• _What the exercise asks_
Copy the records below exactly, leaving out every picture.

Rows from a figure dataset
***
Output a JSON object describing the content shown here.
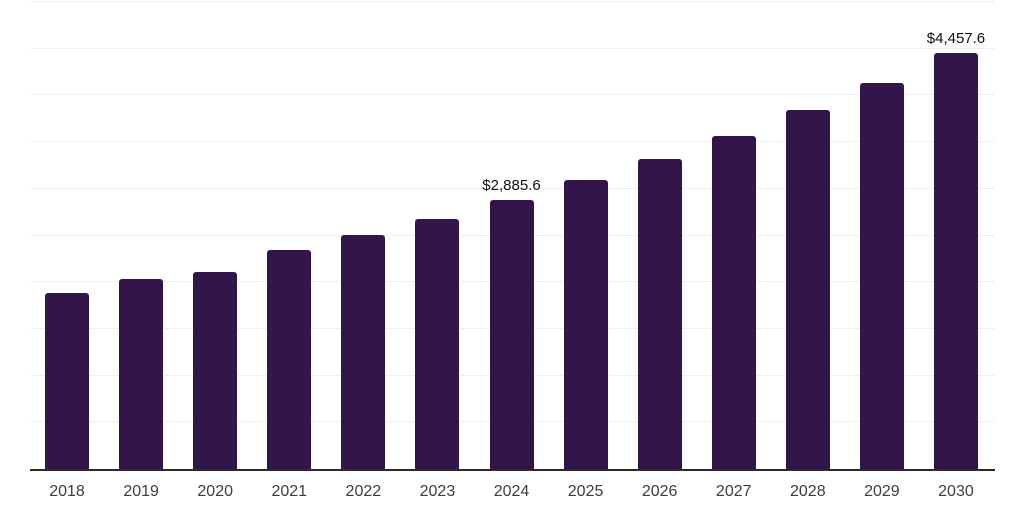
{
  "chart_data": {
    "type": "bar",
    "title": "",
    "xlabel": "",
    "ylabel": "",
    "categories": [
      "2018",
      "2019",
      "2020",
      "2021",
      "2022",
      "2023",
      "2024",
      "2025",
      "2026",
      "2027",
      "2028",
      "2029",
      "2030"
    ],
    "values": [
      1888,
      2030,
      2112,
      2342,
      2509,
      2676,
      2885.6,
      3093,
      3317,
      3564,
      3841,
      4128,
      4457.6
    ],
    "data_labels": {
      "2024": "$2,885.6",
      "2030": "$4,457.6"
    },
    "ylim": [
      0,
      5000
    ],
    "grid_step": 500,
    "grid": "horizontal",
    "legend_position": "none",
    "colors": {
      "bar": "#32154b",
      "gridline": "#efefef",
      "axis_line": "#2b2b2b",
      "tick_label": "#3d3d3d",
      "data_label": "#111111",
      "background": "#ffffff"
    }
  }
}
***
• _The result_
Output a JSON object describing the content shown here.
{
  "chart_data": {
    "type": "bar",
    "title": "",
    "xlabel": "",
    "ylabel": "",
    "categories": [
      "2018",
      "2019",
      "2020",
      "2021",
      "2022",
      "2023",
      "2024",
      "2025",
      "2026",
      "2027",
      "2028",
      "2029",
      "2030"
    ],
    "values": [
      1888,
      2030,
      2112,
      2342,
      2509,
      2676,
      2885.6,
      3093,
      3317,
      3564,
      3841,
      4128,
      4457.6
    ],
    "data_labels": {
      "2024": "$2,885.6",
      "2030": "$4,457.6"
    },
    "ylim": [
      0,
      5000
    ],
    "grid_step": 500,
    "grid": "horizontal",
    "legend_position": "none",
    "colors": {
      "bar": "#32154b",
      "gridline": "#efefef",
      "axis_line": "#2b2b2b",
      "tick_label": "#3d3d3d",
      "data_label": "#111111",
      "background": "#ffffff"
    }
  }
}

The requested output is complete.